- **Work required**:
Copy out all of the data below with no alterations.
Begin Stored rows
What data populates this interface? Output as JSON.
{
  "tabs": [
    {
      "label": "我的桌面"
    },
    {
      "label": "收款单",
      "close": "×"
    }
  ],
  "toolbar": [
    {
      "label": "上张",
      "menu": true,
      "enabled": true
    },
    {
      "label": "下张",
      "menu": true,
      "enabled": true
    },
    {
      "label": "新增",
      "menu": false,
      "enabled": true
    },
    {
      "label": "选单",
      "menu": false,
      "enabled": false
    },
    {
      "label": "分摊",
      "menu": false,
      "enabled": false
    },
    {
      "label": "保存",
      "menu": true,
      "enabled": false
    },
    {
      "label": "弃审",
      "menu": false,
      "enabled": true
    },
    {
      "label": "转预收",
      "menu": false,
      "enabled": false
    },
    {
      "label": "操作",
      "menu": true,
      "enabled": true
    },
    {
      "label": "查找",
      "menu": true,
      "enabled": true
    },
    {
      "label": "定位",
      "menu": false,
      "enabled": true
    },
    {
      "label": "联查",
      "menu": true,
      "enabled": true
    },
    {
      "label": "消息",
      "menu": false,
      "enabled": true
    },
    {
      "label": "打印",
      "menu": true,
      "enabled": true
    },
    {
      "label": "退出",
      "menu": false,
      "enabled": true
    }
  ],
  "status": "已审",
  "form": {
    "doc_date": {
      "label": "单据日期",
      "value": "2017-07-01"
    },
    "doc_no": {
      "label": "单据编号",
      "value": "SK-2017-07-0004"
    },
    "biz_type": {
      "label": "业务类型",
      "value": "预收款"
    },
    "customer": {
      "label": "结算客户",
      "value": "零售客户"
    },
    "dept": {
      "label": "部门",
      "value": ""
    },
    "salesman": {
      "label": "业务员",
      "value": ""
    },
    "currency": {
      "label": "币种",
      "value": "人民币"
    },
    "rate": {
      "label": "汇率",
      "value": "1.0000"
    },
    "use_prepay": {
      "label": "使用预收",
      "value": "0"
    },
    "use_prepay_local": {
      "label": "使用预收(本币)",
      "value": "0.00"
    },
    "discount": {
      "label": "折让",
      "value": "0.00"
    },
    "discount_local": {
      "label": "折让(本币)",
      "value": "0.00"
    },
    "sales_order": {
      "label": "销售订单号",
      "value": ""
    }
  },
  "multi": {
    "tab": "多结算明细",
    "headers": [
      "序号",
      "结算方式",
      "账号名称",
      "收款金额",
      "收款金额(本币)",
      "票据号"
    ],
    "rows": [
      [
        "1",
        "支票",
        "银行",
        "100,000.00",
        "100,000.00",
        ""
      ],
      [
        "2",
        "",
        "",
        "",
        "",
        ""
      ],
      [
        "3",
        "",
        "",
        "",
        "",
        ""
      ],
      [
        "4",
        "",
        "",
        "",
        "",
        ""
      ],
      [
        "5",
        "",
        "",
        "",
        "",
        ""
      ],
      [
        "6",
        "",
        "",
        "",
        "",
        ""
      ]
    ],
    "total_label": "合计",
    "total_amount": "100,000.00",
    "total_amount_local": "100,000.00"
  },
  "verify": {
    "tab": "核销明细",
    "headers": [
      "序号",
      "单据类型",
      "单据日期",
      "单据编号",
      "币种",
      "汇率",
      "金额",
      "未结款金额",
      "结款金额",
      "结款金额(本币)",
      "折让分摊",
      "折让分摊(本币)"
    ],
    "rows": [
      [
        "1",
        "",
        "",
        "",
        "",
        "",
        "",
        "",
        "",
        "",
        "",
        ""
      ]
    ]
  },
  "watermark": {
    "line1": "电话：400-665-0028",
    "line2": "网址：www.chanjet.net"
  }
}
End Stored rows
- **Response to the exercise**:
What data populates this interface? Output as JSON.
{
  "tabs": [
    {
      "label": "我的桌面"
    },
    {
      "label": "收款单",
      "close": "×"
    }
  ],
  "toolbar": [
    {
      "label": "上张",
      "menu": true,
      "enabled": true
    },
    {
      "label": "下张",
      "menu": true,
      "enabled": true
    },
    {
      "label": "新增",
      "menu": false,
      "enabled": true
    },
    {
      "label": "选单",
      "menu": false,
      "enabled": false
    },
    {
      "label": "分摊",
      "menu": false,
      "enabled": false
    },
    {
      "label": "保存",
      "menu": true,
      "enabled": false
    },
    {
      "label": "弃审",
      "menu": false,
      "enabled": true
    },
    {
      "label": "转预收",
      "menu": false,
      "enabled": false
    },
    {
      "label": "操作",
      "menu": true,
      "enabled": true
    },
    {
      "label": "查找",
      "menu": true,
      "enabled": true
    },
    {
      "label": "定位",
      "menu": false,
      "enabled": true
    },
    {
      "label": "联查",
      "menu": true,
      "enabled": true
    },
    {
      "label": "消息",
      "menu": false,
      "enabled": true
    },
    {
      "label": "打印",
      "menu": true,
      "enabled": true
    },
    {
      "label": "退出",
      "menu": false,
      "enabled": true
    }
  ],
  "status": "已审",
  "form": {
    "doc_date": {
      "label": "单据日期",
      "value": "2017-07-01"
    },
    "doc_no": {
      "label": "单据编号",
      "value": "SK-2017-07-0004"
    },
    "biz_type": {
      "label": "业务类型",
      "value": "预收款"
    },
    "customer": {
      "label": "结算客户",
      "value": "零售客户"
    },
    "dept": {
      "label": "部门",
      "value": ""
    },
    "salesman": {
      "label": "业务员",
      "value": ""
    },
    "currency": {
      "label": "币种",
      "value": "人民币"
    },
    "rate": {
      "label": "汇率",
      "value": "1.0000"
    },
    "use_prepay": {
      "label": "使用预收",
      "value": "0"
    },
    "use_prepay_local": {
      "label": "使用预收(本币)",
      "value": "0.00"
    },
    "discount": {
      "label": "折让",
      "value": "0.00"
    },
    "discount_local": {
      "label": "折让(本币)",
      "value": "0.00"
    },
    "sales_order": {
      "label": "销售订单号",
      "value": ""
    }
  },
  "multi": {
    "tab": "多结算明细",
    "headers": [
      "序号",
      "结算方式",
      "账号名称",
      "收款金额",
      "收款金额(本币)",
      "票据号"
    ],
    "rows": [
      [
        "1",
        "支票",
        "银行",
        "100,000.00",
        "100,000.00",
        ""
      ],
      [
        "2",
        "",
        "",
        "",
        "",
        ""
      ],
      [
        "3",
        "",
        "",
        "",
        "",
        ""
      ],
      [
        "4",
        "",
        "",
        "",
        "",
        ""
      ],
      [
        "5",
        "",
        "",
        "",
        "",
        ""
      ],
      [
        "6",
        "",
        "",
        "",
        "",
        ""
      ]
    ],
    "total_label": "合计",
    "total_amount": "100,000.00",
    "total_amount_local": "100,000.00"
  },
  "verify": {
    "tab": "核销明细",
    "headers": [
      "序号",
      "单据类型",
      "单据日期",
      "单据编号",
      "币种",
      "汇率",
      "金额",
      "未结款金额",
      "结款金额",
      "结款金额(本币)",
      "折让分摊",
      "折让分摊(本币)"
    ],
    "rows": [
      [
        "1",
        "",
        "",
        "",
        "",
        "",
        "",
        "",
        "",
        "",
        "",
        ""
      ]
    ]
  },
  "watermark": {
    "line1": "电话：400-665-0028",
    "line2": "网址：www.chanjet.net"
  }
}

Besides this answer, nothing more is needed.